▶ _Text segment_
_ _ _ _ _

Major-General HALLECK:

I deem it of the greatest importance that post-offices and post-masters be re-established throughout this State as soon as possible. If you approve, will you please bring the matter to the attention of the Postmaster-General?




Greensborough, N. C., May 13, 1865.

Lieutenant Colonel J. A. CAMPBELL,

Assistant Adjutant-General, Department of North Carolina:

SIR: I have the honor to recommend to the commanding general that the application heretofore made to the War Department for the promotion of Colonel S. A. Strickland, Fiftieth Ohio Volunteers, commanding Third Brigade, Second Division, of this corps, be renewed. Colonel Strickland is not only one of our oldest brigade commanders, but the very honorable part he bore during the whole of last year in the campaign of Atlanta and of Nashville fully entitled him to the advancement which was at least twice recommended on his behalf. My own impression was strong that an accidental omission or oversight must have been the cause of his not receiving promotion at the same time with several other brigade commanders of the corps. The recent resignation of General's Reilly and Casement afford the opportunity of recognizing the merits of Colonel Strickland before he shall leave the service, and I feel that I should not do my duty to a deserving officer if I did not again urge attention to his faithful and uncomplaining services.

Very respectfully, your obedient servant,

J. D. COX,

Major-General, Commanding.


Greensborough, N. C., May 13, 1865.

_ _ _ _ _

▶ _Provided material_
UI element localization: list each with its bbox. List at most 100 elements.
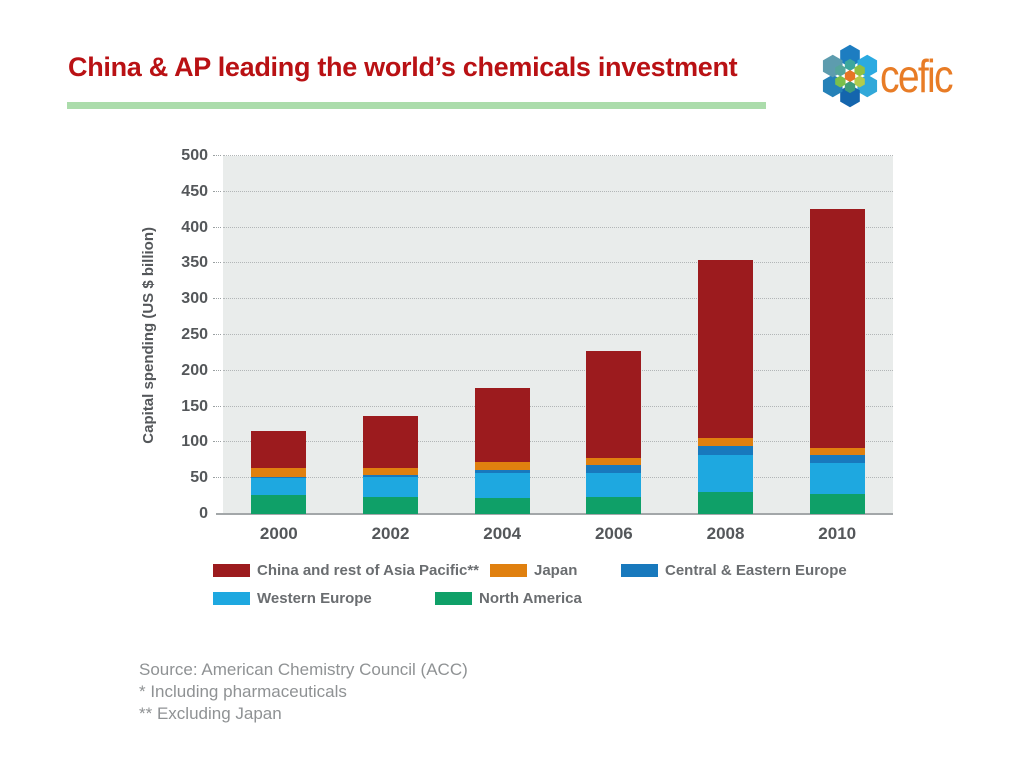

_ _ _ _ _

▶ _What you will do_
Will you print the correspondence from "I deem it of" down to "of the Postmaster-General?"? The material has no connection to the correspondence.

▶ _Response_
I deem it of the greatest importance that post-offices and post-masters be re-established throughout this State as soon as possible. If you approve, will you please bring the matter to the attention of the Postmaster-General?